Give the number of lines that hold the string "information". Nothing else is needed.

Collected data
▼

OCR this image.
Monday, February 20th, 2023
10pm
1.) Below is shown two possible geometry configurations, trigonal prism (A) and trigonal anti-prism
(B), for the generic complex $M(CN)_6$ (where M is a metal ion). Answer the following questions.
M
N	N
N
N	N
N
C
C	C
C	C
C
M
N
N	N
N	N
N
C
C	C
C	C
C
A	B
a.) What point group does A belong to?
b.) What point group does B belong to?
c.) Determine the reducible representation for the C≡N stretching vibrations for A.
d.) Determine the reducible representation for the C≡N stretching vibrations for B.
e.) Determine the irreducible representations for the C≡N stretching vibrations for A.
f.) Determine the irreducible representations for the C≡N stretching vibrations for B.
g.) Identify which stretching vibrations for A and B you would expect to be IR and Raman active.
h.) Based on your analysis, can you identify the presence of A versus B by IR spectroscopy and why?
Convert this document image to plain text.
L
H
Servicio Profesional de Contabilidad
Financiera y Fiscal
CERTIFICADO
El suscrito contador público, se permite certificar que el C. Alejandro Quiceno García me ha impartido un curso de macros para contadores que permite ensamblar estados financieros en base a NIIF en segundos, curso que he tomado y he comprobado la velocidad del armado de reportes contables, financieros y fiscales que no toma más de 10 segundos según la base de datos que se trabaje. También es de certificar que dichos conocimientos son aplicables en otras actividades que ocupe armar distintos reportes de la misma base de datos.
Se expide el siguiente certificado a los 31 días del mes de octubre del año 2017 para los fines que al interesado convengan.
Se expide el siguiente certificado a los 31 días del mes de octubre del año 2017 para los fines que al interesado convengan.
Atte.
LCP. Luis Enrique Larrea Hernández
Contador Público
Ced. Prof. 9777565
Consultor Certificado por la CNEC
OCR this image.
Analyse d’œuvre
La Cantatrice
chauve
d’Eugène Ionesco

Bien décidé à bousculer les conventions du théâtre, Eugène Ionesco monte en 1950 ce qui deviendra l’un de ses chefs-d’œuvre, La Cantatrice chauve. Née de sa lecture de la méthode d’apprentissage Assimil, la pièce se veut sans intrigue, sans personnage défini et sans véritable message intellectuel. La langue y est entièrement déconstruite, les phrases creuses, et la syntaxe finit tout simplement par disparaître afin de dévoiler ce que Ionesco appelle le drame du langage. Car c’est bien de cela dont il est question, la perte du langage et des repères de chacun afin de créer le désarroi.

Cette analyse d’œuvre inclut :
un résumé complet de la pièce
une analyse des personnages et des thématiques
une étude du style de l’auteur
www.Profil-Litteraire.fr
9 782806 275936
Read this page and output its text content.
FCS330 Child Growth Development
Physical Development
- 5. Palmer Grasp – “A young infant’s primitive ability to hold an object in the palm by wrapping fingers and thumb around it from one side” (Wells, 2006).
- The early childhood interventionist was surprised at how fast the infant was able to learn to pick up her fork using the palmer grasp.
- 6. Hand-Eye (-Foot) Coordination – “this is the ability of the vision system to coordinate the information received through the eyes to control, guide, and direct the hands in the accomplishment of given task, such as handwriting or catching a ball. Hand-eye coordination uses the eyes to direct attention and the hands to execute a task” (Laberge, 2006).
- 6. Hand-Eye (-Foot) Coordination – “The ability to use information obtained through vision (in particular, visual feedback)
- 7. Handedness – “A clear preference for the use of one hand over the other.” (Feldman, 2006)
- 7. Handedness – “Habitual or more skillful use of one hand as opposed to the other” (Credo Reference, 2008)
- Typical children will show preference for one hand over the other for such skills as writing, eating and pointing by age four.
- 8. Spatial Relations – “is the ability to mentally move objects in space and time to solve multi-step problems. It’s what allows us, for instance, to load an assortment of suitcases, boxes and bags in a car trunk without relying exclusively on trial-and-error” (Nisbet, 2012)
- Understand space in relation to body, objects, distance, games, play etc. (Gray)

▲

**COMPLETED TASK**
2